* **Stated exercise**:
All the data must come back unchanged, except that pictures are left out.

* **Input rows**:
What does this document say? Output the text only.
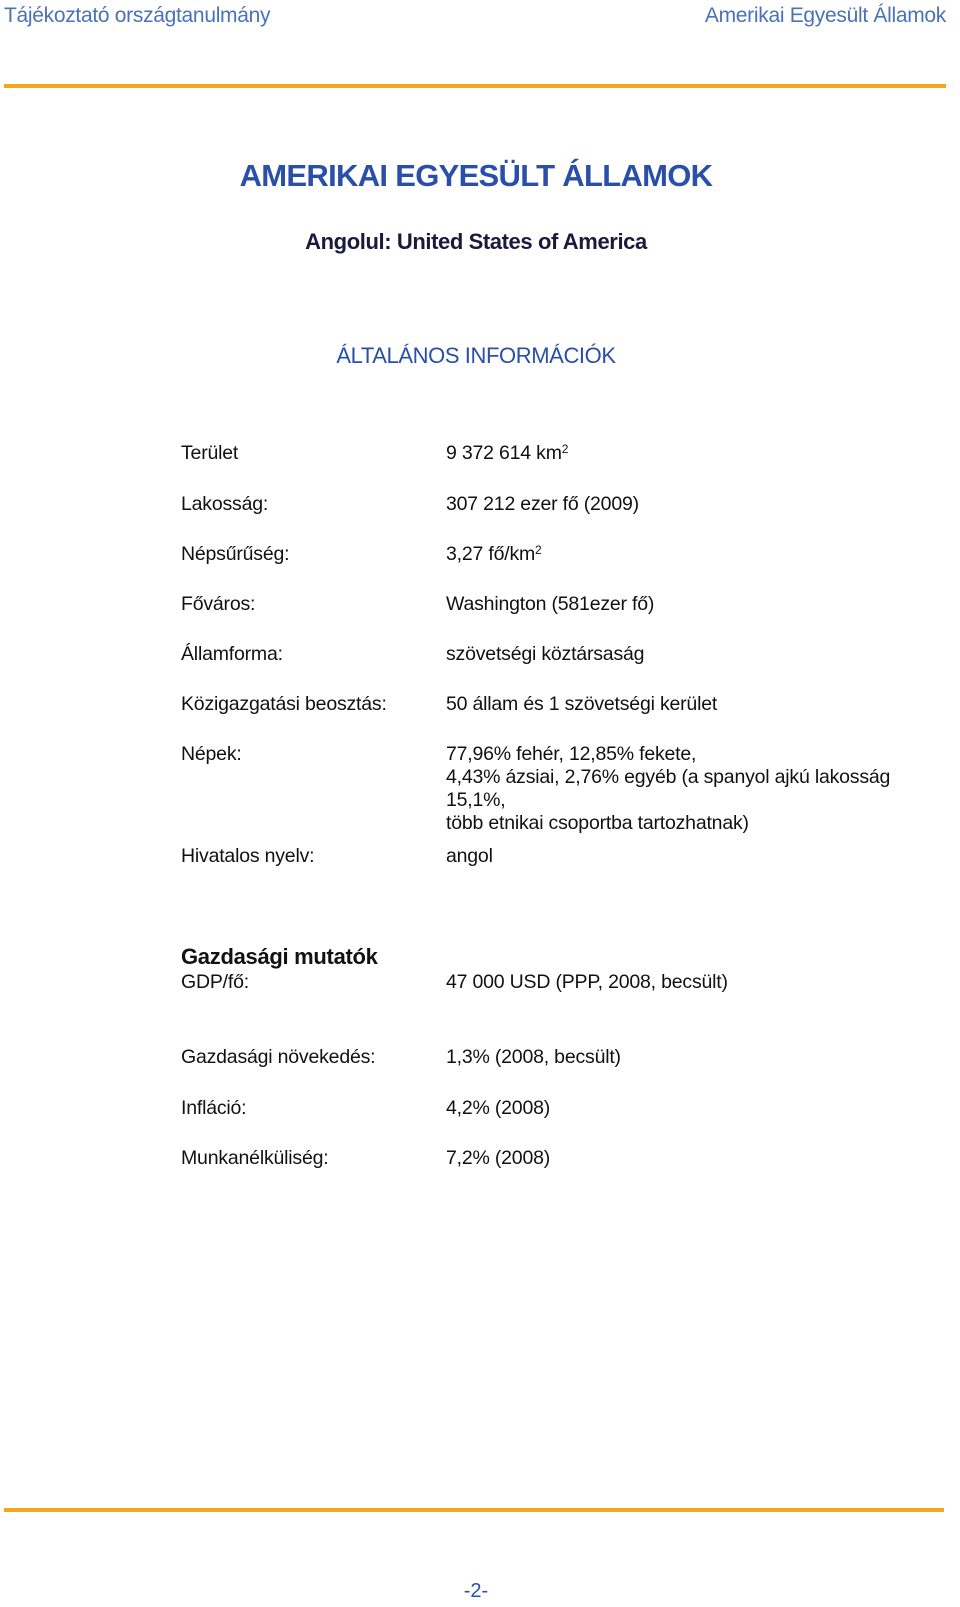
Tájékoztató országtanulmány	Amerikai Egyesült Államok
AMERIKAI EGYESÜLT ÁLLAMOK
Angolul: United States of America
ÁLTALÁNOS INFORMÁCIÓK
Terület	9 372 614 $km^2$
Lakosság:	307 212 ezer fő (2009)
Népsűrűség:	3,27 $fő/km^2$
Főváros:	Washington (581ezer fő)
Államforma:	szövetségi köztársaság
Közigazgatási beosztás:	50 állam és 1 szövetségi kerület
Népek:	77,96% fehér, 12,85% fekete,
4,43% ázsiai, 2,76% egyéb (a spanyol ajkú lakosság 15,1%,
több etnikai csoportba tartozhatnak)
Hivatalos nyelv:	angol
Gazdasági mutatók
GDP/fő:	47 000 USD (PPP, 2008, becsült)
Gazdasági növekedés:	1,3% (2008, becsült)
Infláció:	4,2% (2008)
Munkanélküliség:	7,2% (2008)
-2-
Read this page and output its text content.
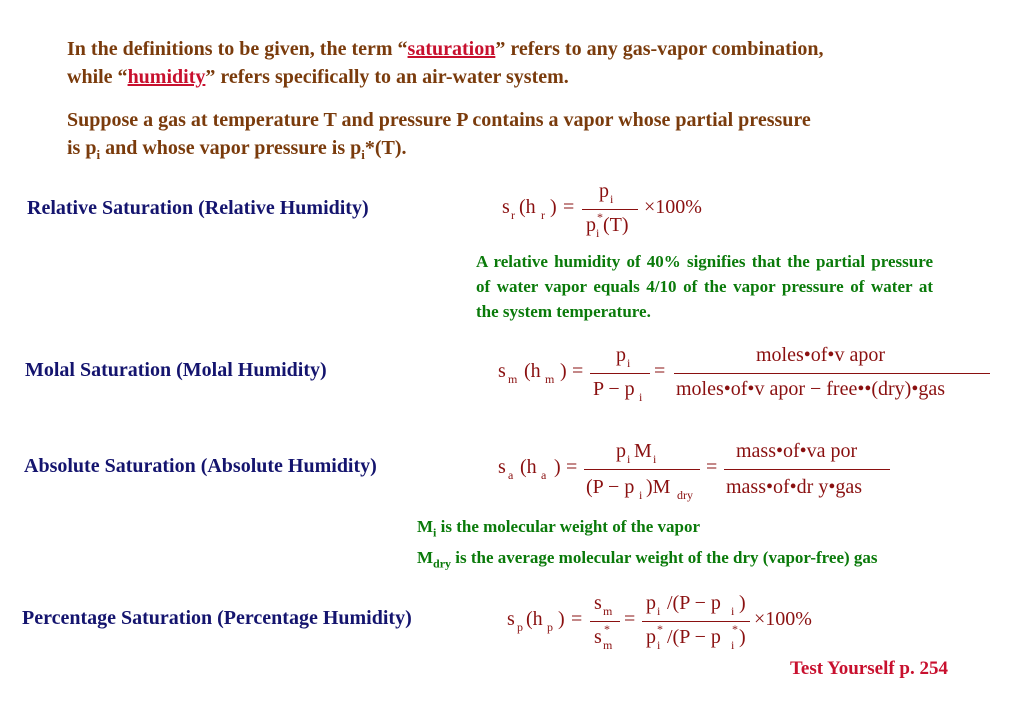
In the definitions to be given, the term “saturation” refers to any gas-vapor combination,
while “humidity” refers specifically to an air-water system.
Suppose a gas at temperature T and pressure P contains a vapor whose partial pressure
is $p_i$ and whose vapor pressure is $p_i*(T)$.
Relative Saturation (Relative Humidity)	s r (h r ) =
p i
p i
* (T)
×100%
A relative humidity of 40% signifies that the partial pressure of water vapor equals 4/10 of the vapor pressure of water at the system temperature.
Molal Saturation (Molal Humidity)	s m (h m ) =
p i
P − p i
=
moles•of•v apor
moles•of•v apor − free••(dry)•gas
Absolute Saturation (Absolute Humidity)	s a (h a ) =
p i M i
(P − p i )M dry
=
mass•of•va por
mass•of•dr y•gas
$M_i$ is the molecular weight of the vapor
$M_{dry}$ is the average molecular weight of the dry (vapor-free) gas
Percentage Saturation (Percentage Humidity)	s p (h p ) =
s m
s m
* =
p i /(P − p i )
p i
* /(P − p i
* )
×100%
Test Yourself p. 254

* **Final result**:
What does this document say? Output the text only.
Tájékoztató országtanulmány	Amerikai Egyesült Államok
AMERIKAI EGYESÜLT ÁLLAMOK
Angolul: United States of America
ÁLTALÁNOS INFORMÁCIÓK
Terület	9 372 614 $km^2$
Lakosság:	307 212 ezer fő (2009)
Népsűrűség:	3,27 $fő/km^2$
Főváros:	Washington (581ezer fő)
Államforma:	szövetségi köztársaság
Közigazgatási beosztás:	50 állam és 1 szövetségi kerület
Népek:	77,96% fehér, 12,85% fekete,
4,43% ázsiai, 2,76% egyéb (a spanyol ajkú lakosság 15,1%,
több etnikai csoportba tartozhatnak)
Hivatalos nyelv:	angol
Gazdasági mutatók
GDP/fő:	47 000 USD (PPP, 2008, becsült)
Gazdasági növekedés:	1,3% (2008, becsült)
Infláció:	4,2% (2008)
Munkanélküliség:	7,2% (2008)
-2-
Read this page and output its text content.
In the definitions to be given, the term “saturation” refers to any gas-vapor combination,
while “humidity” refers specifically to an air-water system.
Suppose a gas at temperature T and pressure P contains a vapor whose partial pressure
is $p_i$ and whose vapor pressure is $p_i*(T)$.
Relative Saturation (Relative Humidity)	s r (h r ) =
p i
p i
* (T)
×100%
A relative humidity of 40% signifies that the partial pressure of water vapor equals 4/10 of the vapor pressure of water at the system temperature.
Molal Saturation (Molal Humidity)	s m (h m ) =
p i
P − p i
=
moles•of•v apor
moles•of•v apor − free••(dry)•gas
Absolute Saturation (Absolute Humidity)	s a (h a ) =
p i M i
(P − p i )M dry
=
mass•of•va por
mass•of•dr y•gas
$M_i$ is the molecular weight of the vapor
$M_{dry}$ is the average molecular weight of the dry (vapor-free) gas
Percentage Saturation (Percentage Humidity)	s p (h p ) =
s m
s m
* =
p i /(P − p i )
p i
* /(P − p i
* )
×100%
Test Yourself p. 254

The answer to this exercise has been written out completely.